--- start Records supplied ---

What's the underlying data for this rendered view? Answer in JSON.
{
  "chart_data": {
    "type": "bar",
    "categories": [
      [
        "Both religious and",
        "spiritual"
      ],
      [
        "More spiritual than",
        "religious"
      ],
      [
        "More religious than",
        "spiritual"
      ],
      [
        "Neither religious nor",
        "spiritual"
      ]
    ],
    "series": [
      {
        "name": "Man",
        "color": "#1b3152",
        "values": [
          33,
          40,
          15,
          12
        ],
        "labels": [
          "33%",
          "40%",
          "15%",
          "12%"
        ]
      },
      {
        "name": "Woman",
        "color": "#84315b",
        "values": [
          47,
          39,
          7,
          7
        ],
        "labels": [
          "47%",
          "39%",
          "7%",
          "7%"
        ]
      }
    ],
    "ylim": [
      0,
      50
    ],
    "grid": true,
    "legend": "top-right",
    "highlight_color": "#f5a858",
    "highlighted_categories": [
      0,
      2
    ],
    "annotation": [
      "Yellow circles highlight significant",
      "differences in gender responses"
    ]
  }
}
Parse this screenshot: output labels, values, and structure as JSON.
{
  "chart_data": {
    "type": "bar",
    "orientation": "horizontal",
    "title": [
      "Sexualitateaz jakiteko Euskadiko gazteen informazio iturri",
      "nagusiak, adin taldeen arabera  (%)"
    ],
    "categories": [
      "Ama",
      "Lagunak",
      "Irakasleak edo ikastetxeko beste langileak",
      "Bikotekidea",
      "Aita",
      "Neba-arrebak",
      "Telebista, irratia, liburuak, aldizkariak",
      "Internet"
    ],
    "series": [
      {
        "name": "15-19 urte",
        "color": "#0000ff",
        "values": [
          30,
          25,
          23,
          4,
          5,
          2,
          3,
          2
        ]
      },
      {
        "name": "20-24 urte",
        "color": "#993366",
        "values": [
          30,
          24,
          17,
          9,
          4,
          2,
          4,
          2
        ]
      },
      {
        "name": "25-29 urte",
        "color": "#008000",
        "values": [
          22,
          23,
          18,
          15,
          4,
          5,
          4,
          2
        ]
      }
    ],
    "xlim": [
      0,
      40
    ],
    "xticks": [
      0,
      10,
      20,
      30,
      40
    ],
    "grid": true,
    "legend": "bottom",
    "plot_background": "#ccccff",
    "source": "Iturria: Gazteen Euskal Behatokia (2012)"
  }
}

--- end Records supplied ---

Description of the task: State the number of lines in the data that include the string "name", and add nothing else.

Answer below: 5